WRITTEN INSTRUCTION: Strip the pictures and reproduce the rest of the listing exactly.

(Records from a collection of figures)

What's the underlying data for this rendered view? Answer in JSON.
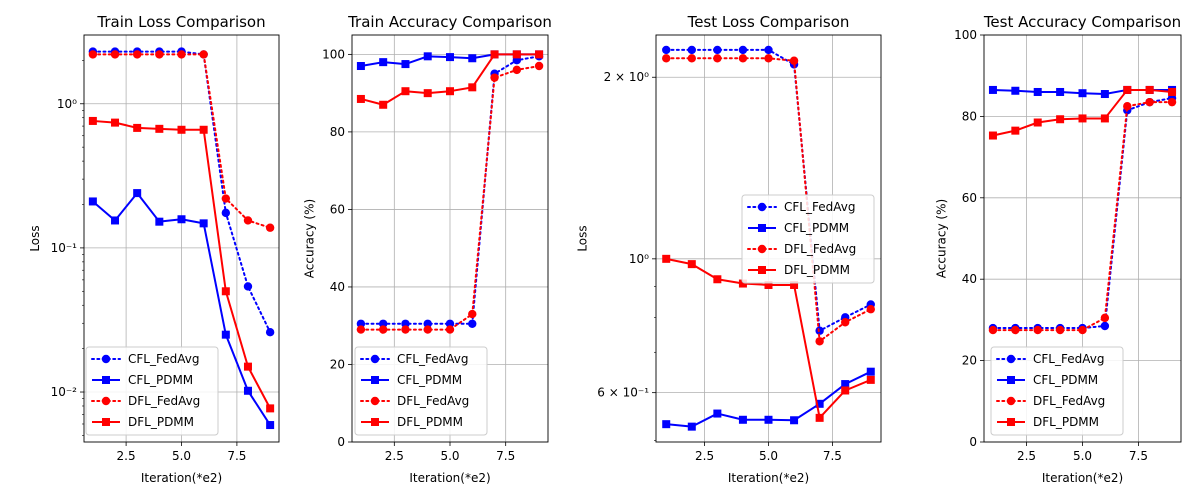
{
  "chart_data": [
    {
      "type": "line",
      "title": "Train Loss Comparison",
      "xlabel": "Iteration(*e2)",
      "ylabel": "Loss",
      "yscale": "log",
      "xlim": [
        0.6,
        9.4
      ],
      "ylim": [
        0.0045,
        3.0
      ],
      "xticks": [
        2.5,
        5.0,
        7.5
      ],
      "xtick_labels": [
        "2.5",
        "5.0",
        "7.5"
      ],
      "yticks": [
        0.01,
        0.1,
        1
      ],
      "ytick_labels": [
        "10⁻²",
        "10⁻¹",
        "10⁰"
      ],
      "grid": true,
      "legend_loc": "lower-left",
      "x": [
        1,
        2,
        3,
        4,
        5,
        6,
        7,
        8,
        9
      ],
      "series": [
        {
          "name": "CFL_FedAvg",
          "color": "#0000ff",
          "style": "dotted",
          "marker": "circle",
          "values": [
            2.3,
            2.3,
            2.3,
            2.3,
            2.3,
            2.2,
            0.175,
            0.054,
            0.026
          ]
        },
        {
          "name": "CFL_PDMM",
          "color": "#0000ff",
          "style": "solid",
          "marker": "square",
          "values": [
            0.21,
            0.155,
            0.24,
            0.152,
            0.158,
            0.148,
            0.025,
            0.0102,
            0.0059
          ]
        },
        {
          "name": "DFL_FedAvg",
          "color": "#ff0000",
          "style": "dotted",
          "marker": "circle",
          "values": [
            2.2,
            2.2,
            2.2,
            2.2,
            2.2,
            2.2,
            0.22,
            0.155,
            0.138
          ]
        },
        {
          "name": "DFL_PDMM",
          "color": "#ff0000",
          "style": "solid",
          "marker": "square",
          "values": [
            0.76,
            0.74,
            0.68,
            0.67,
            0.66,
            0.66,
            0.05,
            0.015,
            0.0077
          ]
        }
      ]
    },
    {
      "type": "line",
      "title": "Train Accuracy Comparison",
      "xlabel": "Iteration(*e2)",
      "ylabel": "Accuracy (%)",
      "yscale": "linear",
      "xlim": [
        0.6,
        9.4
      ],
      "ylim": [
        0,
        105
      ],
      "xticks": [
        2.5,
        5.0,
        7.5
      ],
      "xtick_labels": [
        "2.5",
        "5.0",
        "7.5"
      ],
      "yticks": [
        0,
        20,
        40,
        60,
        80,
        100
      ],
      "ytick_labels": [
        "0",
        "20",
        "40",
        "60",
        "80",
        "100"
      ],
      "grid": true,
      "legend_loc": "lower-left",
      "x": [
        1,
        2,
        3,
        4,
        5,
        6,
        7,
        8,
        9
      ],
      "series": [
        {
          "name": "CFL_FedAvg",
          "color": "#0000ff",
          "style": "dotted",
          "marker": "circle",
          "values": [
            30.5,
            30.5,
            30.5,
            30.5,
            30.5,
            30.5,
            95,
            98.5,
            99.5
          ]
        },
        {
          "name": "CFL_PDMM",
          "color": "#0000ff",
          "style": "solid",
          "marker": "square",
          "values": [
            97,
            98,
            97.5,
            99.5,
            99.3,
            99,
            100,
            100,
            100
          ]
        },
        {
          "name": "DFL_FedAvg",
          "color": "#ff0000",
          "style": "dotted",
          "marker": "circle",
          "values": [
            29,
            29,
            29,
            29,
            29,
            33,
            94,
            96,
            97
          ]
        },
        {
          "name": "DFL_PDMM",
          "color": "#ff0000",
          "style": "solid",
          "marker": "square",
          "values": [
            88.5,
            87,
            90.5,
            90,
            90.5,
            91.5,
            100,
            100,
            100
          ]
        }
      ]
    },
    {
      "type": "line",
      "title": "Test Loss Comparison",
      "xlabel": "Iteration(*e2)",
      "ylabel": "Loss",
      "yscale": "log",
      "xlim": [
        0.6,
        9.4
      ],
      "ylim": [
        0.497,
        2.35
      ],
      "xticks": [
        2.5,
        5.0,
        7.5
      ],
      "xtick_labels": [
        "2.5",
        "5.0",
        "7.5"
      ],
      "yticks": [
        0.6,
        1,
        2
      ],
      "ytick_labels": [
        "6 × 10⁻¹",
        "10⁰",
        "2 × 10⁰"
      ],
      "grid": true,
      "legend_loc": "center-right",
      "x": [
        1,
        2,
        3,
        4,
        5,
        6,
        7,
        8,
        9
      ],
      "series": [
        {
          "name": "CFL_FedAvg",
          "color": "#0000ff",
          "style": "dotted",
          "marker": "circle",
          "values": [
            2.22,
            2.22,
            2.22,
            2.22,
            2.22,
            2.1,
            0.76,
            0.8,
            0.84
          ]
        },
        {
          "name": "CFL_PDMM",
          "color": "#0000ff",
          "style": "solid",
          "marker": "square",
          "values": [
            0.532,
            0.527,
            0.554,
            0.541,
            0.541,
            0.54,
            0.575,
            0.62,
            0.65
          ]
        },
        {
          "name": "DFL_FedAvg",
          "color": "#ff0000",
          "style": "dotted",
          "marker": "circle",
          "values": [
            2.15,
            2.15,
            2.15,
            2.15,
            2.15,
            2.13,
            0.73,
            0.785,
            0.825
          ]
        },
        {
          "name": "DFL_PDMM",
          "color": "#ff0000",
          "style": "solid",
          "marker": "square",
          "values": [
            1.0,
            0.98,
            0.925,
            0.91,
            0.905,
            0.905,
            0.545,
            0.605,
            0.63
          ]
        }
      ]
    },
    {
      "type": "line",
      "title": "Test Accuracy Comparison",
      "xlabel": "Iteration(*e2)",
      "ylabel": "Accuracy (%)",
      "yscale": "linear",
      "xlim": [
        0.6,
        9.4
      ],
      "ylim": [
        0,
        100
      ],
      "xticks": [
        2.5,
        5.0,
        7.5
      ],
      "xtick_labels": [
        "2.5",
        "5.0",
        "7.5"
      ],
      "yticks": [
        0,
        20,
        40,
        60,
        80,
        100
      ],
      "ytick_labels": [
        "0",
        "20",
        "40",
        "60",
        "80",
        "100"
      ],
      "grid": true,
      "legend_loc": "lower-left",
      "x": [
        1,
        2,
        3,
        4,
        5,
        6,
        7,
        8,
        9
      ],
      "series": [
        {
          "name": "CFL_FedAvg",
          "color": "#0000ff",
          "style": "dotted",
          "marker": "circle",
          "values": [
            28,
            28,
            28,
            28,
            28,
            28.5,
            81.5,
            83.5,
            84.5
          ]
        },
        {
          "name": "CFL_PDMM",
          "color": "#0000ff",
          "style": "solid",
          "marker": "square",
          "values": [
            86.5,
            86.3,
            86,
            86,
            85.7,
            85.5,
            86.5,
            86.5,
            86.5
          ]
        },
        {
          "name": "DFL_FedAvg",
          "color": "#ff0000",
          "style": "dotted",
          "marker": "circle",
          "values": [
            27.5,
            27.5,
            27.5,
            27.5,
            27.5,
            30.5,
            82.5,
            83.5,
            83.5
          ]
        },
        {
          "name": "DFL_PDMM",
          "color": "#ff0000",
          "style": "solid",
          "marker": "square",
          "values": [
            75.3,
            76.5,
            78.5,
            79.3,
            79.5,
            79.5,
            86.5,
            86.5,
            86
          ]
        }
      ]
    }
  ]
}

RESULT OF THIS EXERCISE:
What's the underlying data for this rendered view? Answer in JSON.
{
  "chart_data": [
    {
      "type": "line",
      "title": "Train Loss Comparison",
      "xlabel": "Iteration(*e2)",
      "ylabel": "Loss",
      "yscale": "log",
      "xlim": [
        0.6,
        9.4
      ],
      "ylim": [
        0.0045,
        3.0
      ],
      "xticks": [
        2.5,
        5.0,
        7.5
      ],
      "xtick_labels": [
        "2.5",
        "5.0",
        "7.5"
      ],
      "yticks": [
        0.01,
        0.1,
        1
      ],
      "ytick_labels": [
        "10⁻²",
        "10⁻¹",
        "10⁰"
      ],
      "grid": true,
      "legend_loc": "lower-left",
      "x": [
        1,
        2,
        3,
        4,
        5,
        6,
        7,
        8,
        9
      ],
      "series": [
        {
          "name": "CFL_FedAvg",
          "color": "#0000ff",
          "style": "dotted",
          "marker": "circle",
          "values": [
            2.3,
            2.3,
            2.3,
            2.3,
            2.3,
            2.2,
            0.175,
            0.054,
            0.026
          ]
        },
        {
          "name": "CFL_PDMM",
          "color": "#0000ff",
          "style": "solid",
          "marker": "square",
          "values": [
            0.21,
            0.155,
            0.24,
            0.152,
            0.158,
            0.148,
            0.025,
            0.0102,
            0.0059
          ]
        },
        {
          "name": "DFL_FedAvg",
          "color": "#ff0000",
          "style": "dotted",
          "marker": "circle",
          "values": [
            2.2,
            2.2,
            2.2,
            2.2,
            2.2,
            2.2,
            0.22,
            0.155,
            0.138
          ]
        },
        {
          "name": "DFL_PDMM",
          "color": "#ff0000",
          "style": "solid",
          "marker": "square",
          "values": [
            0.76,
            0.74,
            0.68,
            0.67,
            0.66,
            0.66,
            0.05,
            0.015,
            0.0077
          ]
        }
      ]
    },
    {
      "type": "line",
      "title": "Train Accuracy Comparison",
      "xlabel": "Iteration(*e2)",
      "ylabel": "Accuracy (%)",
      "yscale": "linear",
      "xlim": [
        0.6,
        9.4
      ],
      "ylim": [
        0,
        105
      ],
      "xticks": [
        2.5,
        5.0,
        7.5
      ],
      "xtick_labels": [
        "2.5",
        "5.0",
        "7.5"
      ],
      "yticks": [
        0,
        20,
        40,
        60,
        80,
        100
      ],
      "ytick_labels": [
        "0",
        "20",
        "40",
        "60",
        "80",
        "100"
      ],
      "grid": true,
      "legend_loc": "lower-left",
      "x": [
        1,
        2,
        3,
        4,
        5,
        6,
        7,
        8,
        9
      ],
      "series": [
        {
          "name": "CFL_FedAvg",
          "color": "#0000ff",
          "style": "dotted",
          "marker": "circle",
          "values": [
            30.5,
            30.5,
            30.5,
            30.5,
            30.5,
            30.5,
            95,
            98.5,
            99.5
          ]
        },
        {
          "name": "CFL_PDMM",
          "color": "#0000ff",
          "style": "solid",
          "marker": "square",
          "values": [
            97,
            98,
            97.5,
            99.5,
            99.3,
            99,
            100,
            100,
            100
          ]
        },
        {
          "name": "DFL_FedAvg",
          "color": "#ff0000",
          "style": "dotted",
          "marker": "circle",
          "values": [
            29,
            29,
            29,
            29,
            29,
            33,
            94,
            96,
            97
          ]
        },
        {
          "name": "DFL_PDMM",
          "color": "#ff0000",
          "style": "solid",
          "marker": "square",
          "values": [
            88.5,
            87,
            90.5,
            90,
            90.5,
            91.5,
            100,
            100,
            100
          ]
        }
      ]
    },
    {
      "type": "line",
      "title": "Test Loss Comparison",
      "xlabel": "Iteration(*e2)",
      "ylabel": "Loss",
      "yscale": "log",
      "xlim": [
        0.6,
        9.4
      ],
      "ylim": [
        0.497,
        2.35
      ],
      "xticks": [
        2.5,
        5.0,
        7.5
      ],
      "xtick_labels": [
        "2.5",
        "5.0",
        "7.5"
      ],
      "yticks": [
        0.6,
        1,
        2
      ],
      "ytick_labels": [
        "6 × 10⁻¹",
        "10⁰",
        "2 × 10⁰"
      ],
      "grid": true,
      "legend_loc": "center-right",
      "x": [
        1,
        2,
        3,
        4,
        5,
        6,
        7,
        8,
        9
      ],
      "series": [
        {
          "name": "CFL_FedAvg",
          "color": "#0000ff",
          "style": "dotted",
          "marker": "circle",
          "values": [
            2.22,
            2.22,
            2.22,
            2.22,
            2.22,
            2.1,
            0.76,
            0.8,
            0.84
          ]
        },
        {
          "name": "CFL_PDMM",
          "color": "#0000ff",
          "style": "solid",
          "marker": "square",
          "values": [
            0.532,
            0.527,
            0.554,
            0.541,
            0.541,
            0.54,
            0.575,
            0.62,
            0.65
          ]
        },
        {
          "name": "DFL_FedAvg",
          "color": "#ff0000",
          "style": "dotted",
          "marker": "circle",
          "values": [
            2.15,
            2.15,
            2.15,
            2.15,
            2.15,
            2.13,
            0.73,
            0.785,
            0.825
          ]
        },
        {
          "name": "DFL_PDMM",
          "color": "#ff0000",
          "style": "solid",
          "marker": "square",
          "values": [
            1.0,
            0.98,
            0.925,
            0.91,
            0.905,
            0.905,
            0.545,
            0.605,
            0.63
          ]
        }
      ]
    },
    {
      "type": "line",
      "title": "Test Accuracy Comparison",
      "xlabel": "Iteration(*e2)",
      "ylabel": "Accuracy (%)",
      "yscale": "linear",
      "xlim": [
        0.6,
        9.4
      ],
      "ylim": [
        0,
        100
      ],
      "xticks": [
        2.5,
        5.0,
        7.5
      ],
      "xtick_labels": [
        "2.5",
        "5.0",
        "7.5"
      ],
      "yticks": [
        0,
        20,
        40,
        60,
        80,
        100
      ],
      "ytick_labels": [
        "0",
        "20",
        "40",
        "60",
        "80",
        "100"
      ],
      "grid": true,
      "legend_loc": "lower-left",
      "x": [
        1,
        2,
        3,
        4,
        5,
        6,
        7,
        8,
        9
      ],
      "series": [
        {
          "name": "CFL_FedAvg",
          "color": "#0000ff",
          "style": "dotted",
          "marker": "circle",
          "values": [
            28,
            28,
            28,
            28,
            28,
            28.5,
            81.5,
            83.5,
            84.5
          ]
        },
        {
          "name": "CFL_PDMM",
          "color": "#0000ff",
          "style": "solid",
          "marker": "square",
          "values": [
            86.5,
            86.3,
            86,
            86,
            85.7,
            85.5,
            86.5,
            86.5,
            86.5
          ]
        },
        {
          "name": "DFL_FedAvg",
          "color": "#ff0000",
          "style": "dotted",
          "marker": "circle",
          "values": [
            27.5,
            27.5,
            27.5,
            27.5,
            27.5,
            30.5,
            82.5,
            83.5,
            83.5
          ]
        },
        {
          "name": "DFL_PDMM",
          "color": "#ff0000",
          "style": "solid",
          "marker": "square",
          "values": [
            75.3,
            76.5,
            78.5,
            79.3,
            79.5,
            79.5,
            86.5,
            86.5,
            86
          ]
        }
      ]
    }
  ]
}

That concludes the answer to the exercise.